*GIVEN PROBLEM*
Give the number of lines in the data that contain "ville", and nothing more.

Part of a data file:
· · ·

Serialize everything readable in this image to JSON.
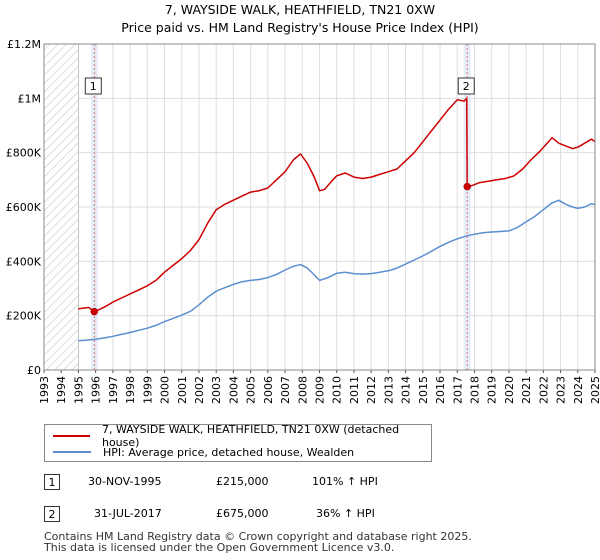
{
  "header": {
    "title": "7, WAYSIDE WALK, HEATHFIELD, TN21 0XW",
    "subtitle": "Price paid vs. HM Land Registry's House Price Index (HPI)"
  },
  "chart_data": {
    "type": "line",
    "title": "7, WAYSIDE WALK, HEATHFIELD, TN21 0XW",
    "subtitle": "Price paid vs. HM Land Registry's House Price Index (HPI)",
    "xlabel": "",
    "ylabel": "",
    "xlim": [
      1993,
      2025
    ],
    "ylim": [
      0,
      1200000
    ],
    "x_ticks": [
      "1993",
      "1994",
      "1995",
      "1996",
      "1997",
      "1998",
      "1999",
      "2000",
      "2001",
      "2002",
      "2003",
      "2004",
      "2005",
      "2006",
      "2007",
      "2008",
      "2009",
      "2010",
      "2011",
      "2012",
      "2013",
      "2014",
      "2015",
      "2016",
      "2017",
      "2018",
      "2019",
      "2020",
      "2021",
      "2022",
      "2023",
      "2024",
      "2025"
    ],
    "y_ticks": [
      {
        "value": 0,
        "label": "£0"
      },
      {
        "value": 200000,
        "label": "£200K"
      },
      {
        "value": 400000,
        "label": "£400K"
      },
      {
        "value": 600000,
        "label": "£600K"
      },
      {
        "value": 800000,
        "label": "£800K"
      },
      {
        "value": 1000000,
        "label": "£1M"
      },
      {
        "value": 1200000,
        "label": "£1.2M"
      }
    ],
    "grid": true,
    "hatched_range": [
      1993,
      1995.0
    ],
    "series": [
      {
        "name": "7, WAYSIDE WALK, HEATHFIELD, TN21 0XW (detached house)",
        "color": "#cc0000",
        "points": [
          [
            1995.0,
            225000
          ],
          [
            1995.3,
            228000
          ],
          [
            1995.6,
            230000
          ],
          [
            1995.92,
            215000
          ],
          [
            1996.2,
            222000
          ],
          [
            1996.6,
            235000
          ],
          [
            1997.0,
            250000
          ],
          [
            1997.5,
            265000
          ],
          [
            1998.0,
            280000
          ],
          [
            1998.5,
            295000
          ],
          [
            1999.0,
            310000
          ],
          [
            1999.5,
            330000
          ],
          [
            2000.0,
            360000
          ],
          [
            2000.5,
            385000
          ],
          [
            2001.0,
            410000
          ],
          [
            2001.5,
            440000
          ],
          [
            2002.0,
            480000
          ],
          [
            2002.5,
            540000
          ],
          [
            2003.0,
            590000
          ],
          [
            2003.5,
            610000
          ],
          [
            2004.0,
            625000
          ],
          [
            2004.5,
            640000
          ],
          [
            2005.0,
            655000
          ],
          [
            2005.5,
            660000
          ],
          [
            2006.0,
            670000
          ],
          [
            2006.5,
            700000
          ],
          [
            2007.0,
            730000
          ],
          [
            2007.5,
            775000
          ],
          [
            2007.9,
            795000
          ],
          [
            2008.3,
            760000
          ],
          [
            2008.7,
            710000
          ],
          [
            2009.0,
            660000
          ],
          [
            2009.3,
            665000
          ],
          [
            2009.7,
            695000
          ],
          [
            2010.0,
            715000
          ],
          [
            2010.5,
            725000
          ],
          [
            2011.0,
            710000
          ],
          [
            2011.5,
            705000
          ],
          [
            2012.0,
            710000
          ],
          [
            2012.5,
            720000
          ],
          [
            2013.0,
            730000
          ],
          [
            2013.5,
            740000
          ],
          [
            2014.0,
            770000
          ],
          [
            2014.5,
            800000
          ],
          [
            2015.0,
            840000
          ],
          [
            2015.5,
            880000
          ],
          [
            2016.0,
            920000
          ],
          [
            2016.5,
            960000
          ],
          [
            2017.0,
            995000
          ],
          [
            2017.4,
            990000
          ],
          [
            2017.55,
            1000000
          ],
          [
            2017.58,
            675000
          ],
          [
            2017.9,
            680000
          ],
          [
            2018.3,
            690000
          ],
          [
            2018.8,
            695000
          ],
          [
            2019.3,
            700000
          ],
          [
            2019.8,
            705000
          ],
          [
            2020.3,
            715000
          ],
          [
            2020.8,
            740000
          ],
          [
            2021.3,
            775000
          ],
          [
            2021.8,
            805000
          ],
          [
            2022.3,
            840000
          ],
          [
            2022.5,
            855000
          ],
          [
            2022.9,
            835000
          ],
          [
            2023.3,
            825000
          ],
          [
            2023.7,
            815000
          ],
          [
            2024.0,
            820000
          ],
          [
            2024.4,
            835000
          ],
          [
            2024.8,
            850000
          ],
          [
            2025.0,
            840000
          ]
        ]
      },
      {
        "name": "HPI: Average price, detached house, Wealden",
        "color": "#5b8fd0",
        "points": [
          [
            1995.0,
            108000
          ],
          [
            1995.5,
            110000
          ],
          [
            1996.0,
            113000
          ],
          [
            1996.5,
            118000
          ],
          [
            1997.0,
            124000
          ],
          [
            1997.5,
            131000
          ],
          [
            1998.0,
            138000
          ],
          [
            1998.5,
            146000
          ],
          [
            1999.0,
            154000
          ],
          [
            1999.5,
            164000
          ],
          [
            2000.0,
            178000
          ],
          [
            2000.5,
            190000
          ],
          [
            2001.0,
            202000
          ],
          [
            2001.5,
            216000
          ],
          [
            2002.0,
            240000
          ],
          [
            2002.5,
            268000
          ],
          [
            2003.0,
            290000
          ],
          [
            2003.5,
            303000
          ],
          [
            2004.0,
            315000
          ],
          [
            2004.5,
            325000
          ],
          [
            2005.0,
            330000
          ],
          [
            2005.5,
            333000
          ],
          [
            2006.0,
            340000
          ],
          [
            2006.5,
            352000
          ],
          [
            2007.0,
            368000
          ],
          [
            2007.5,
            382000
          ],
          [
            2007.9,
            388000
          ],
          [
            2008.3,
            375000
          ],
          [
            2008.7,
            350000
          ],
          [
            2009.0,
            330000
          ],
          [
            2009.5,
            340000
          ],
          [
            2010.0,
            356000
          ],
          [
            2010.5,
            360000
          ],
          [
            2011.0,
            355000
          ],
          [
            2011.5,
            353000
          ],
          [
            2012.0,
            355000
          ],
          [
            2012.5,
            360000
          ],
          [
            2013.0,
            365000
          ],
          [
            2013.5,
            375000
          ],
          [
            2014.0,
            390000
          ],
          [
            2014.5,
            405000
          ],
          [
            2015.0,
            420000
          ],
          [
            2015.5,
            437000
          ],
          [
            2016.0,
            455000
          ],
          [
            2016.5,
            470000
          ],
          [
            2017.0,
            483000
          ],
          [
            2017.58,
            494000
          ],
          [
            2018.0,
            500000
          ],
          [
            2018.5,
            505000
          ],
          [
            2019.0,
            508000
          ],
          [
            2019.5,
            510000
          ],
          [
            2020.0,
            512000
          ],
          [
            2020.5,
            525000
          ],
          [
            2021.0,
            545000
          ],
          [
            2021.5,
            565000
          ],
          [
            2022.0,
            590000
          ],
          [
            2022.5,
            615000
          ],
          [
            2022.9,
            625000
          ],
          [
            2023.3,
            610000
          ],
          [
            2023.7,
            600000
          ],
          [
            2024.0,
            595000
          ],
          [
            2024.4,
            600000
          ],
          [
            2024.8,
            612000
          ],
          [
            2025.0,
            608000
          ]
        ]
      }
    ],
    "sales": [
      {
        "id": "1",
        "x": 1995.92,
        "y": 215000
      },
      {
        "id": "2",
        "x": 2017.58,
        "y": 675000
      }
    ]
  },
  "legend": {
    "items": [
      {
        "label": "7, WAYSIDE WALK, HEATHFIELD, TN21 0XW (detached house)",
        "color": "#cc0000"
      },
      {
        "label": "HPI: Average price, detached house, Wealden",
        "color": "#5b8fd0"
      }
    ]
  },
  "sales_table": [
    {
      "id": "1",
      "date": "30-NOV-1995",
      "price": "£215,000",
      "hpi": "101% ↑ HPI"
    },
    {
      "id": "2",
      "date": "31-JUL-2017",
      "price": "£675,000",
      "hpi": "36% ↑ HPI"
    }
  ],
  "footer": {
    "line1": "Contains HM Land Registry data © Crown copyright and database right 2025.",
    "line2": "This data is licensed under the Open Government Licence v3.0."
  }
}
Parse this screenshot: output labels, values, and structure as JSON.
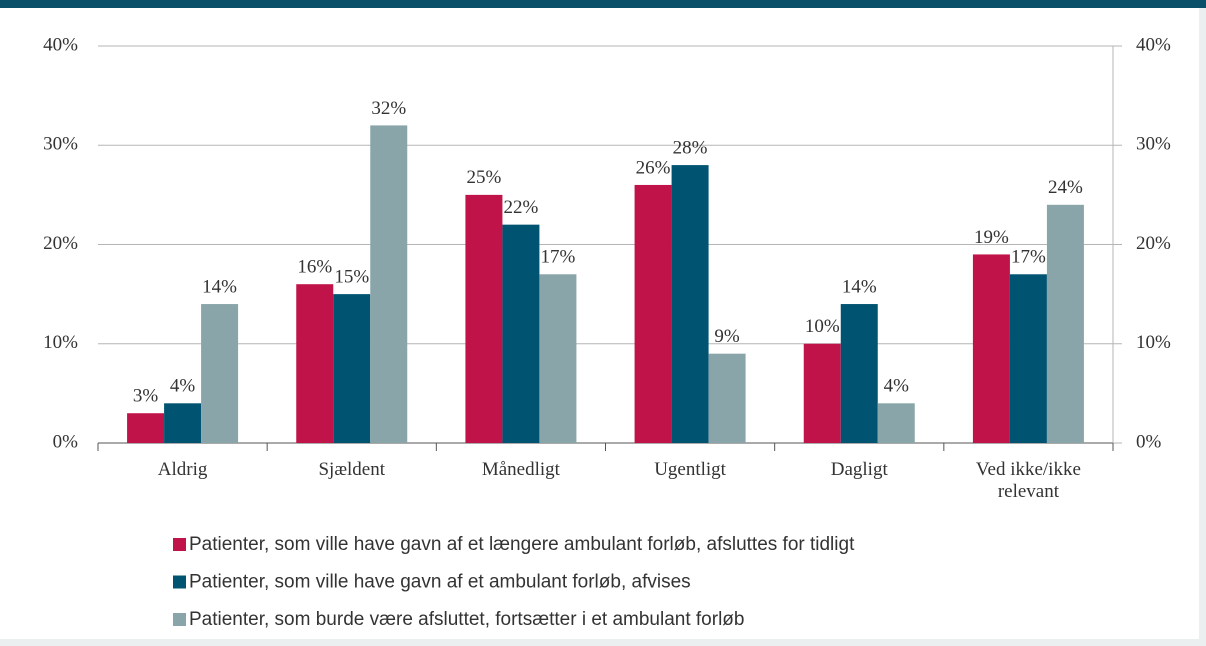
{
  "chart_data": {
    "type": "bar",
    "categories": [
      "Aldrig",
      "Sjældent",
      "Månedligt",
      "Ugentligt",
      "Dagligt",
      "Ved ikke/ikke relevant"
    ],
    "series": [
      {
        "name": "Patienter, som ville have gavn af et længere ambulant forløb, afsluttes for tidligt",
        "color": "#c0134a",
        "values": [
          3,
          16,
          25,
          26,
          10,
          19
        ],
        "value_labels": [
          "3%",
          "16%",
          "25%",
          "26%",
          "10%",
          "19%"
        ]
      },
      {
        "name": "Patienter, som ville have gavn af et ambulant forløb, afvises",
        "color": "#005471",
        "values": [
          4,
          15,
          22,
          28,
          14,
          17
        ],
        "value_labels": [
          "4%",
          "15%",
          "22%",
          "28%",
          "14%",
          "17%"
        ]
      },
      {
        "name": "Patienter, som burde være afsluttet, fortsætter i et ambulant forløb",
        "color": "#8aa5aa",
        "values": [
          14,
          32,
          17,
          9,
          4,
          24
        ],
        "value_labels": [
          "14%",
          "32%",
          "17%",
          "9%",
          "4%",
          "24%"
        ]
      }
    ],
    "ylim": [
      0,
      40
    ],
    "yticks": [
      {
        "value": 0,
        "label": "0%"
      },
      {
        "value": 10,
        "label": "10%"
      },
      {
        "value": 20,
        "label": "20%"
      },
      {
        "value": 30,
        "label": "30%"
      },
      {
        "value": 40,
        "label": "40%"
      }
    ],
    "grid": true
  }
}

· · ·

*THE RESULT*
2